Dataset entries:
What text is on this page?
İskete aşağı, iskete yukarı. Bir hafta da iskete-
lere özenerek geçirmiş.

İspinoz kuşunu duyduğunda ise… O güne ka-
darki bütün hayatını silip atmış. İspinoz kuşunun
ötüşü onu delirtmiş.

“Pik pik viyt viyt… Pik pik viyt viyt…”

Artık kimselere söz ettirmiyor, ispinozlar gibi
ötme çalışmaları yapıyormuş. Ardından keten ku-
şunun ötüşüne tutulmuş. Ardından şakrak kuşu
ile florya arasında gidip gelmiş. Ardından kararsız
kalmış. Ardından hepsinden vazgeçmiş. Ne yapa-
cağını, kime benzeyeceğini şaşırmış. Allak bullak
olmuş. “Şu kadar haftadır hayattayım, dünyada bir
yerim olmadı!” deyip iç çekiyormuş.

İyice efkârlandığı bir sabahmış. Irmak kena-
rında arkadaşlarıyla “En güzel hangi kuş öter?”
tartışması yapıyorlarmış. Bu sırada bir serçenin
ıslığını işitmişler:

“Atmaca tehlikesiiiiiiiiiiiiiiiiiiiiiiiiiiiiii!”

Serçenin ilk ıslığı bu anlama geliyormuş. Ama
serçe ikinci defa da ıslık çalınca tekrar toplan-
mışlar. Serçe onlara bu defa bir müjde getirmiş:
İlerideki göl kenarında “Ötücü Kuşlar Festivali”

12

◆ Work instructions
Write every line of the material above again, exactly.

◆ Solution to this task
What text is on this page?
İskete aşağı, iskete yukarı. Bir hafta da iskete-
lere özenerek geçirmiş.

İspinoz kuşunu duyduğunda ise… O güne ka-
darki bütün hayatını silip atmış. İspinoz kuşunun
ötüşü onu delirtmiş.

“Pik pik viyt viyt… Pik pik viyt viyt…”

Artık kimselere söz ettirmiyor, ispinozlar gibi
ötme çalışmaları yapıyormuş. Ardından keten ku-
şunun ötüşüne tutulmuş. Ardından şakrak kuşu
ile florya arasında gidip gelmiş. Ardından kararsız
kalmış. Ardından hepsinden vazgeçmiş. Ne yapa-
cağını, kime benzeyeceğini şaşırmış. Allak bullak
olmuş. “Şu kadar haftadır hayattayım, dünyada bir
yerim olmadı!” deyip iç çekiyormuş.

İyice efkârlandığı bir sabahmış. Irmak kena-
rında arkadaşlarıyla “En güzel hangi kuş öter?”
tartışması yapıyorlarmış. Bu sırada bir serçenin
ıslığını işitmişler:

“Atmaca tehlikesiiiiiiiiiiiiiiiiiiiiiiiiiiiiii!”

Serçenin ilk ıslığı bu anlama geliyormuş. Ama
serçe ikinci defa da ıslık çalınca tekrar toplan-
mışlar. Serçe onlara bu defa bir müjde getirmiş:
İlerideki göl kenarında “Ötücü Kuşlar Festivali”

12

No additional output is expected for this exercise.